--- START OF Data supplied ---
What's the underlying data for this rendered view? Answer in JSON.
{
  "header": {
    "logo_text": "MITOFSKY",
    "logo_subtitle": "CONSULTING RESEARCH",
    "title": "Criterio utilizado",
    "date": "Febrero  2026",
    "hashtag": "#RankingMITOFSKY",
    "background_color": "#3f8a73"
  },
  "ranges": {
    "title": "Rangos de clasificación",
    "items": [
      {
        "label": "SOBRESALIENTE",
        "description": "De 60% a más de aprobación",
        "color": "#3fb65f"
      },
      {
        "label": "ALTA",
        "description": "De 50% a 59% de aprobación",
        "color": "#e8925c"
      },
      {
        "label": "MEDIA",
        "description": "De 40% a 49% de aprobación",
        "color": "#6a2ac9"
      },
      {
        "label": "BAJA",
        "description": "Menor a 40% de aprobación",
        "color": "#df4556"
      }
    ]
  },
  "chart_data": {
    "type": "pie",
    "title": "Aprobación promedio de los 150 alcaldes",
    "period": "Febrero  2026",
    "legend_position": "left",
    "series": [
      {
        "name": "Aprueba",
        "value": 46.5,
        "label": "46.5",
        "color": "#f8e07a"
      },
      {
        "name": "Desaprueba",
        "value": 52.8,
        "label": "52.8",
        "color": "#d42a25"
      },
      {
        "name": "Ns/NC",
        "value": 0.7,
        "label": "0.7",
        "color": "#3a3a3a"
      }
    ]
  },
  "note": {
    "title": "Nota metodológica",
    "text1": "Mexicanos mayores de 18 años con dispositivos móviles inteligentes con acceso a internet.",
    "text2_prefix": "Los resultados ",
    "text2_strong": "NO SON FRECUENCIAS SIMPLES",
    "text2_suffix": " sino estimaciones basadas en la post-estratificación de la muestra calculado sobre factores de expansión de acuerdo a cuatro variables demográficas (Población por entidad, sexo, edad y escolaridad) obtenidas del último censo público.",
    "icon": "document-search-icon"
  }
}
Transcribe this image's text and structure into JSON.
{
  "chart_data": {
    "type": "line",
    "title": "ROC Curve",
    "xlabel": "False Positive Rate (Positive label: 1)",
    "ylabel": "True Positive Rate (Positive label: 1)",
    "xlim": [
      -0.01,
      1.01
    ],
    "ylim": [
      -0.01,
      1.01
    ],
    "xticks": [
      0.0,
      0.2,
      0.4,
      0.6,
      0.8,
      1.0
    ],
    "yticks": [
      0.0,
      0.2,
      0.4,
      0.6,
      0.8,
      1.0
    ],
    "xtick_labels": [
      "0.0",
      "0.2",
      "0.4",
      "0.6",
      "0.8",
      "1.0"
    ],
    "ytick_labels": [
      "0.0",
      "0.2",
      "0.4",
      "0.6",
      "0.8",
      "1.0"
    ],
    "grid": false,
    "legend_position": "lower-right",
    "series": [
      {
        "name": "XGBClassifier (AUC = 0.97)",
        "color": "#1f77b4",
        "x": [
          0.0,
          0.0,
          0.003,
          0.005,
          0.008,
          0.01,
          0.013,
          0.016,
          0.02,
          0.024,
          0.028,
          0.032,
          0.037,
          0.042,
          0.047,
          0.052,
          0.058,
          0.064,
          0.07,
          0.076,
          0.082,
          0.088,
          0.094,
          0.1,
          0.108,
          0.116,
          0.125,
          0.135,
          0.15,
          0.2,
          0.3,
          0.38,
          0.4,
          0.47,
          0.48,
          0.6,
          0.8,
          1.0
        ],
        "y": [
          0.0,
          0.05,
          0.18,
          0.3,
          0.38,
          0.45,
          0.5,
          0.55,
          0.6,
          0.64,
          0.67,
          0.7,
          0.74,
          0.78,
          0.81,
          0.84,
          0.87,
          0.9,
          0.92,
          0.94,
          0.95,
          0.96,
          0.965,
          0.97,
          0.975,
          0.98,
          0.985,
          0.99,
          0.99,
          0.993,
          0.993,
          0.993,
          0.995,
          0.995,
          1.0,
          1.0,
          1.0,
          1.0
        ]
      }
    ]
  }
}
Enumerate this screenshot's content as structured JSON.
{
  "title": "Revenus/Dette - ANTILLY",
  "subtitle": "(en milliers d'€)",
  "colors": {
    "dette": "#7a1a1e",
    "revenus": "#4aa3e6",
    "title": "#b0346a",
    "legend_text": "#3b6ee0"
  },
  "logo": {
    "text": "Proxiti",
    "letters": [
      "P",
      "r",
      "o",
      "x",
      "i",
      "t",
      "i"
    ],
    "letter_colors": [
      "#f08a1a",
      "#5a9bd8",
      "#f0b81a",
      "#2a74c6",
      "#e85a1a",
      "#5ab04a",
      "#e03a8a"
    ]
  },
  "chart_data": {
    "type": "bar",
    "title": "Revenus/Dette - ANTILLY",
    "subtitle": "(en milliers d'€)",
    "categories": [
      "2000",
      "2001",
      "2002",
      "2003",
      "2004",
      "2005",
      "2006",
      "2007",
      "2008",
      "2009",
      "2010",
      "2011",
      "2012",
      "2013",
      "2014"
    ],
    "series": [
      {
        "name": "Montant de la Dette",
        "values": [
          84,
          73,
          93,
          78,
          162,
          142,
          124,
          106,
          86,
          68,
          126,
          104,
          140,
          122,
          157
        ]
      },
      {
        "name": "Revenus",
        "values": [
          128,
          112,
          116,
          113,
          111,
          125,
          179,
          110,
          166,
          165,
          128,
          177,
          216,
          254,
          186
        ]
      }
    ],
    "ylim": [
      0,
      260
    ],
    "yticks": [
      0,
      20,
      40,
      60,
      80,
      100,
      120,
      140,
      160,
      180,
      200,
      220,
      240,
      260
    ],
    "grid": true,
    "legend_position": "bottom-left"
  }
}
--- END OF Data supplied ---
Directions for this task:
List every line above that holds the word "milliers".

Problem solution:
  "subtitle": "(en milliers d'€)",
    "subtitle": "(en milliers d'€)",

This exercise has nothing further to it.